▶ **Input records**
-------
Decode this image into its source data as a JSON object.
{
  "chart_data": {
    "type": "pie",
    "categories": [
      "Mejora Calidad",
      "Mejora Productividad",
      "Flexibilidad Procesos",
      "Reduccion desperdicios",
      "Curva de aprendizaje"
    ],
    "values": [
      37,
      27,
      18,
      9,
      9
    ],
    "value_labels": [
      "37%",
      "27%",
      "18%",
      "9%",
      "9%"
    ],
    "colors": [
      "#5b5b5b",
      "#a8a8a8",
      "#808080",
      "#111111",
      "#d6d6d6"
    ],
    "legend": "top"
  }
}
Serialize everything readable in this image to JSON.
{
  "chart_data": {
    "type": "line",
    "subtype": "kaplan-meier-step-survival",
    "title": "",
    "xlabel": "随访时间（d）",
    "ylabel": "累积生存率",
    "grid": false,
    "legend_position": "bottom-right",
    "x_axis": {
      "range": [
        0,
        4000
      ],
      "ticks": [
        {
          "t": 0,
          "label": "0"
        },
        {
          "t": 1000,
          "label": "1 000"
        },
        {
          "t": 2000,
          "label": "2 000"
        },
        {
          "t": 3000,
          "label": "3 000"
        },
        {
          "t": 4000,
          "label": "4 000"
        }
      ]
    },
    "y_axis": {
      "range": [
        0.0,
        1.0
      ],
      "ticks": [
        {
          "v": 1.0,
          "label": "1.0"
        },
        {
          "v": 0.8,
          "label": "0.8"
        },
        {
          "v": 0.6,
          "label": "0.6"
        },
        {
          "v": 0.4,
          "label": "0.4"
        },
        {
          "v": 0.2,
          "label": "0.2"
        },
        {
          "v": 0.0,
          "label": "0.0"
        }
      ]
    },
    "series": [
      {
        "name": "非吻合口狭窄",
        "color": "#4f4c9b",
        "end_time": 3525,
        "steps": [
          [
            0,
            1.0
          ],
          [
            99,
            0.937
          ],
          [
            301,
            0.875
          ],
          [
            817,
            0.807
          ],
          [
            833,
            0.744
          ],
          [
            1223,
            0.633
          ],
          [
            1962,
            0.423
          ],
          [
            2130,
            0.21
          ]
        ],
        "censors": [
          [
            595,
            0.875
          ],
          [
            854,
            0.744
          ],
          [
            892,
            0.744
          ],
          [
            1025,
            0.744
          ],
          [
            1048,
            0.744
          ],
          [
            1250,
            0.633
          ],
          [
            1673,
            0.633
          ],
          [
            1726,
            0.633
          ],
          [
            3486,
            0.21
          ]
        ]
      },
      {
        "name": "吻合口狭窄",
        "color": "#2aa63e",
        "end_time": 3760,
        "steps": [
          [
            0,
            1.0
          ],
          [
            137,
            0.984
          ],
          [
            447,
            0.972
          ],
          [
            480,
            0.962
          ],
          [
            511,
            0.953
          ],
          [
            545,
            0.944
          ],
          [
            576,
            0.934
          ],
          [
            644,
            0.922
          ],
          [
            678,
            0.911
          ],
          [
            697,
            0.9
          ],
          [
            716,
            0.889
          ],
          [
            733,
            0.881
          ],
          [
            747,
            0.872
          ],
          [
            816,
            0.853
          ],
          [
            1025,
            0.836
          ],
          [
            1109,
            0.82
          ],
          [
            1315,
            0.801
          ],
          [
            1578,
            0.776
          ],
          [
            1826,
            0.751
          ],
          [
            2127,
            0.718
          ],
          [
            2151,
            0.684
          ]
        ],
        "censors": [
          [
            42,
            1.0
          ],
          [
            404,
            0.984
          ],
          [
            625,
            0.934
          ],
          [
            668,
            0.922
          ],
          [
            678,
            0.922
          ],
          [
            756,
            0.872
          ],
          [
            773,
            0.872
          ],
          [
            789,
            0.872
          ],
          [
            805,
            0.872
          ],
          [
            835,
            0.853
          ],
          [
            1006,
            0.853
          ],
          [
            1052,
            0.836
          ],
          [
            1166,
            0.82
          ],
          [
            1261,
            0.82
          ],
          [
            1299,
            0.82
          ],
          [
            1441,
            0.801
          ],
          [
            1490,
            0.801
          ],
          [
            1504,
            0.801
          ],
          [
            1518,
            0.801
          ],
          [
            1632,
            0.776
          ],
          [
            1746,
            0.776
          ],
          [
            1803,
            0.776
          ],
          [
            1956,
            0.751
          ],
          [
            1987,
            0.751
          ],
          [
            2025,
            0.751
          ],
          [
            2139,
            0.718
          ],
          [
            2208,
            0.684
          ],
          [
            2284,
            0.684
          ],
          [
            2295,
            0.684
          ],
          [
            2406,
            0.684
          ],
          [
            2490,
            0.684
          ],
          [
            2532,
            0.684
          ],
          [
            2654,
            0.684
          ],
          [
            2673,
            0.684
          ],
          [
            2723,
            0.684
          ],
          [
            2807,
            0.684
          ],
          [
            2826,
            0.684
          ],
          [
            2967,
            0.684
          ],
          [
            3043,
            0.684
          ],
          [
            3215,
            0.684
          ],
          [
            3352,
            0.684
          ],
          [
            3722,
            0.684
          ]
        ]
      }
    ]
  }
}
-------
▶ **What the task asks**
Repeat every entry word for word.

▶ **Exercise result**
Decode this image into its source data as a JSON object.
{
  "chart_data": {
    "type": "pie",
    "categories": [
      "Mejora Calidad",
      "Mejora Productividad",
      "Flexibilidad Procesos",
      "Reduccion desperdicios",
      "Curva de aprendizaje"
    ],
    "values": [
      37,
      27,
      18,
      9,
      9
    ],
    "value_labels": [
      "37%",
      "27%",
      "18%",
      "9%",
      "9%"
    ],
    "colors": [
      "#5b5b5b",
      "#a8a8a8",
      "#808080",
      "#111111",
      "#d6d6d6"
    ],
    "legend": "top"
  }
}
Serialize everything readable in this image to JSON.
{
  "chart_data": {
    "type": "line",
    "subtype": "kaplan-meier-step-survival",
    "title": "",
    "xlabel": "随访时间（d）",
    "ylabel": "累积生存率",
    "grid": false,
    "legend_position": "bottom-right",
    "x_axis": {
      "range": [
        0,
        4000
      ],
      "ticks": [
        {
          "t": 0,
          "label": "0"
        },
        {
          "t": 1000,
          "label": "1 000"
        },
        {
          "t": 2000,
          "label": "2 000"
        },
        {
          "t": 3000,
          "label": "3 000"
        },
        {
          "t": 4000,
          "label": "4 000"
        }
      ]
    },
    "y_axis": {
      "range": [
        0.0,
        1.0
      ],
      "ticks": [
        {
          "v": 1.0,
          "label": "1.0"
        },
        {
          "v": 0.8,
          "label": "0.8"
        },
        {
          "v": 0.6,
          "label": "0.6"
        },
        {
          "v": 0.4,
          "label": "0.4"
        },
        {
          "v": 0.2,
          "label": "0.2"
        },
        {
          "v": 0.0,
          "label": "0.0"
        }
      ]
    },
    "series": [
      {
        "name": "非吻合口狭窄",
        "color": "#4f4c9b",
        "end_time": 3525,
        "steps": [
          [
            0,
            1.0
          ],
          [
            99,
            0.937
          ],
          [
            301,
            0.875
          ],
          [
            817,
            0.807
          ],
          [
            833,
            0.744
          ],
          [
            1223,
            0.633
          ],
          [
            1962,
            0.423
          ],
          [
            2130,
            0.21
          ]
        ],
        "censors": [
          [
            595,
            0.875
          ],
          [
            854,
            0.744
          ],
          [
            892,
            0.744
          ],
          [
            1025,
            0.744
          ],
          [
            1048,
            0.744
          ],
          [
            1250,
            0.633
          ],
          [
            1673,
            0.633
          ],
          [
            1726,
            0.633
          ],
          [
            3486,
            0.21
          ]
        ]
      },
      {
        "name": "吻合口狭窄",
        "color": "#2aa63e",
        "end_time": 3760,
        "steps": [
          [
            0,
            1.0
          ],
          [
            137,
            0.984
          ],
          [
            447,
            0.972
          ],
          [
            480,
            0.962
          ],
          [
            511,
            0.953
          ],
          [
            545,
            0.944
          ],
          [
            576,
            0.934
          ],
          [
            644,
            0.922
          ],
          [
            678,
            0.911
          ],
          [
            697,
            0.9
          ],
          [
            716,
            0.889
          ],
          [
            733,
            0.881
          ],
          [
            747,
            0.872
          ],
          [
            816,
            0.853
          ],
          [
            1025,
            0.836
          ],
          [
            1109,
            0.82
          ],
          [
            1315,
            0.801
          ],
          [
            1578,
            0.776
          ],
          [
            1826,
            0.751
          ],
          [
            2127,
            0.718
          ],
          [
            2151,
            0.684
          ]
        ],
        "censors": [
          [
            42,
            1.0
          ],
          [
            404,
            0.984
          ],
          [
            625,
            0.934
          ],
          [
            668,
            0.922
          ],
          [
            678,
            0.922
          ],
          [
            756,
            0.872
          ],
          [
            773,
            0.872
          ],
          [
            789,
            0.872
          ],
          [
            805,
            0.872
          ],
          [
            835,
            0.853
          ],
          [
            1006,
            0.853
          ],
          [
            1052,
            0.836
          ],
          [
            1166,
            0.82
          ],
          [
            1261,
            0.82
          ],
          [
            1299,
            0.82
          ],
          [
            1441,
            0.801
          ],
          [
            1490,
            0.801
          ],
          [
            1504,
            0.801
          ],
          [
            1518,
            0.801
          ],
          [
            1632,
            0.776
          ],
          [
            1746,
            0.776
          ],
          [
            1803,
            0.776
          ],
          [
            1956,
            0.751
          ],
          [
            1987,
            0.751
          ],
          [
            2025,
            0.751
          ],
          [
            2139,
            0.718
          ],
          [
            2208,
            0.684
          ],
          [
            2284,
            0.684
          ],
          [
            2295,
            0.684
          ],
          [
            2406,
            0.684
          ],
          [
            2490,
            0.684
          ],
          [
            2532,
            0.684
          ],
          [
            2654,
            0.684
          ],
          [
            2673,
            0.684
          ],
          [
            2723,
            0.684
          ],
          [
            2807,
            0.684
          ],
          [
            2826,
            0.684
          ],
          [
            2967,
            0.684
          ],
          [
            3043,
            0.684
          ],
          [
            3215,
            0.684
          ],
          [
            3352,
            0.684
          ],
          [
            3722,
            0.684
          ]
        ]
      }
    ]
  }
}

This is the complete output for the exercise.